Stored items
_ _ _ _ _ _ _

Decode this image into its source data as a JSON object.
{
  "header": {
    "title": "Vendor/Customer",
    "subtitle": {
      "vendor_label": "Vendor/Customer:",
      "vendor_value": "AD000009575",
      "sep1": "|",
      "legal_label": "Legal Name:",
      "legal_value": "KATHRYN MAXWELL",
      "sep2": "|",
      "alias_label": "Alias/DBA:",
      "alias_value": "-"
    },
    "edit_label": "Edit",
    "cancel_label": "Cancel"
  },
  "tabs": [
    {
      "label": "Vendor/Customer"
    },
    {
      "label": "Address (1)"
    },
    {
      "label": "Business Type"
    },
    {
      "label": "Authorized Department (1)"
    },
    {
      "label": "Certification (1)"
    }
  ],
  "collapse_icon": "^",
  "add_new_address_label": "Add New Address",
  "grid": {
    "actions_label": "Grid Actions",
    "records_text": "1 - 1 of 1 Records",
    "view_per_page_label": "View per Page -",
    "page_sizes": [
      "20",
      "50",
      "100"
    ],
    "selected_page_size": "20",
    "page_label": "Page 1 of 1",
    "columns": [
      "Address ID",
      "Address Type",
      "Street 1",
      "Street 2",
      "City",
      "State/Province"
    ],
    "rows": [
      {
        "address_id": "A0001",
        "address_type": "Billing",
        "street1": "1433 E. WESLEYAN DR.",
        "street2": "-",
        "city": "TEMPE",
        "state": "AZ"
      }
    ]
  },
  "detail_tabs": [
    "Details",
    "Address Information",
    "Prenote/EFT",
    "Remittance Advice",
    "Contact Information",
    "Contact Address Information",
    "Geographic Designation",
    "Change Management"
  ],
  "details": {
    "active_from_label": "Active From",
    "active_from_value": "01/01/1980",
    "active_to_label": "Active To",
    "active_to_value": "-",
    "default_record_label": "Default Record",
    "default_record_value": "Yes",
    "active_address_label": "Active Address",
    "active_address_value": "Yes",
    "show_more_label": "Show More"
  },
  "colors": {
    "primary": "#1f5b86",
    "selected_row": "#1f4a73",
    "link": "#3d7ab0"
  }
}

_ _ _ _ _ _ _

Nothing should be left out: return all of the records exactly.

Decode this image into its source data as a JSON object.
{
  "header": {
    "title": "Vendor/Customer",
    "subtitle": {
      "vendor_label": "Vendor/Customer:",
      "vendor_value": "AD000009575",
      "sep1": "|",
      "legal_label": "Legal Name:",
      "legal_value": "KATHRYN MAXWELL",
      "sep2": "|",
      "alias_label": "Alias/DBA:",
      "alias_value": "-"
    },
    "edit_label": "Edit",
    "cancel_label": "Cancel"
  },
  "tabs": [
    {
      "label": "Vendor/Customer"
    },
    {
      "label": "Address (1)"
    },
    {
      "label": "Business Type"
    },
    {
      "label": "Authorized Department (1)"
    },
    {
      "label": "Certification (1)"
    }
  ],
  "collapse_icon": "^",
  "add_new_address_label": "Add New Address",
  "grid": {
    "actions_label": "Grid Actions",
    "records_text": "1 - 1 of 1 Records",
    "view_per_page_label": "View per Page -",
    "page_sizes": [
      "20",
      "50",
      "100"
    ],
    "selected_page_size": "20",
    "page_label": "Page 1 of 1",
    "columns": [
      "Address ID",
      "Address Type",
      "Street 1",
      "Street 2",
      "City",
      "State/Province"
    ],
    "rows": [
      {
        "address_id": "A0001",
        "address_type": "Billing",
        "street1": "1433 E. WESLEYAN DR.",
        "street2": "-",
        "city": "TEMPE",
        "state": "AZ"
      }
    ]
  },
  "detail_tabs": [
    "Details",
    "Address Information",
    "Prenote/EFT",
    "Remittance Advice",
    "Contact Information",
    "Contact Address Information",
    "Geographic Designation",
    "Change Management"
  ],
  "details": {
    "active_from_label": "Active From",
    "active_from_value": "01/01/1980",
    "active_to_label": "Active To",
    "active_to_value": "-",
    "default_record_label": "Default Record",
    "default_record_value": "Yes",
    "active_address_label": "Active Address",
    "active_address_value": "Yes",
    "show_more_label": "Show More"
  },
  "colors": {
    "primary": "#1f5b86",
    "selected_row": "#1f4a73",
    "link": "#3d7ab0"
  }
}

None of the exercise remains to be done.